* [PROBLEM DETAILS] Copy out the entries below in full and exactly.

━━━ EXERCISE MATERIAL

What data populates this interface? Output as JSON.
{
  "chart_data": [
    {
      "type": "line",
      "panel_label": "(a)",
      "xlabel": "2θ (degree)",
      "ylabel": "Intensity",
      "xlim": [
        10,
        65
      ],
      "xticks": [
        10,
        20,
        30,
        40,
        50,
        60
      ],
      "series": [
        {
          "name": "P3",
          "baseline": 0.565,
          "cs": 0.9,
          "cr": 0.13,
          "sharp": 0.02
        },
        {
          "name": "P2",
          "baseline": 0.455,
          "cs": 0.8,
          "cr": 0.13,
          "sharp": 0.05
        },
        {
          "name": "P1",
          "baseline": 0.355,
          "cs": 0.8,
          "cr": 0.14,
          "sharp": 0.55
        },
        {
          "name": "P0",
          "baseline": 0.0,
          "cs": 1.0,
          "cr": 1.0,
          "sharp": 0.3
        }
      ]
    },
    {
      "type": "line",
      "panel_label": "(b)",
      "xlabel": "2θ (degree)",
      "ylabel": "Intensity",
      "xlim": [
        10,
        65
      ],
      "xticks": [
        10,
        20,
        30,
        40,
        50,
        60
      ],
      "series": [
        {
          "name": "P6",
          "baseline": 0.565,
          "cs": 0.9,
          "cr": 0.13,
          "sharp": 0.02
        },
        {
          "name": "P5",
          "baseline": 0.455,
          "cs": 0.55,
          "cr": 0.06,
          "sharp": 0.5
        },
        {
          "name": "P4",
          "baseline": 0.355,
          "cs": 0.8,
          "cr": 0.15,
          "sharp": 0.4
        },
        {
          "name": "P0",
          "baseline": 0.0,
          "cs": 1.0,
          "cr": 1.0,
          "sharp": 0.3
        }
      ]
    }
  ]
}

━━━━━━

* [ANSWER TO THIS EXERCISE]
What data populates this interface? Output as JSON.
{
  "chart_data": [
    {
      "type": "line",
      "panel_label": "(a)",
      "xlabel": "2θ (degree)",
      "ylabel": "Intensity",
      "xlim": [
        10,
        65
      ],
      "xticks": [
        10,
        20,
        30,
        40,
        50,
        60
      ],
      "series": [
        {
          "name": "P3",
          "baseline": 0.565,
          "cs": 0.9,
          "cr": 0.13,
          "sharp": 0.02
        },
        {
          "name": "P2",
          "baseline": 0.455,
          "cs": 0.8,
          "cr": 0.13,
          "sharp": 0.05
        },
        {
          "name": "P1",
          "baseline": 0.355,
          "cs": 0.8,
          "cr": 0.14,
          "sharp": 0.55
        },
        {
          "name": "P0",
          "baseline": 0.0,
          "cs": 1.0,
          "cr": 1.0,
          "sharp": 0.3
        }
      ]
    },
    {
      "type": "line",
      "panel_label": "(b)",
      "xlabel": "2θ (degree)",
      "ylabel": "Intensity",
      "xlim": [
        10,
        65
      ],
      "xticks": [
        10,
        20,
        30,
        40,
        50,
        60
      ],
      "series": [
        {
          "name": "P6",
          "baseline": 0.565,
          "cs": 0.9,
          "cr": 0.13,
          "sharp": 0.02
        },
        {
          "name": "P5",
          "baseline": 0.455,
          "cs": 0.55,
          "cr": 0.06,
          "sharp": 0.5
        },
        {
          "name": "P4",
          "baseline": 0.355,
          "cs": 0.8,
          "cr": 0.15,
          "sharp": 0.4
        },
        {
          "name": "P0",
          "baseline": 0.0,
          "cs": 1.0,
          "cr": 1.0,
          "sharp": 0.3
        }
      ]
    }
  ]
}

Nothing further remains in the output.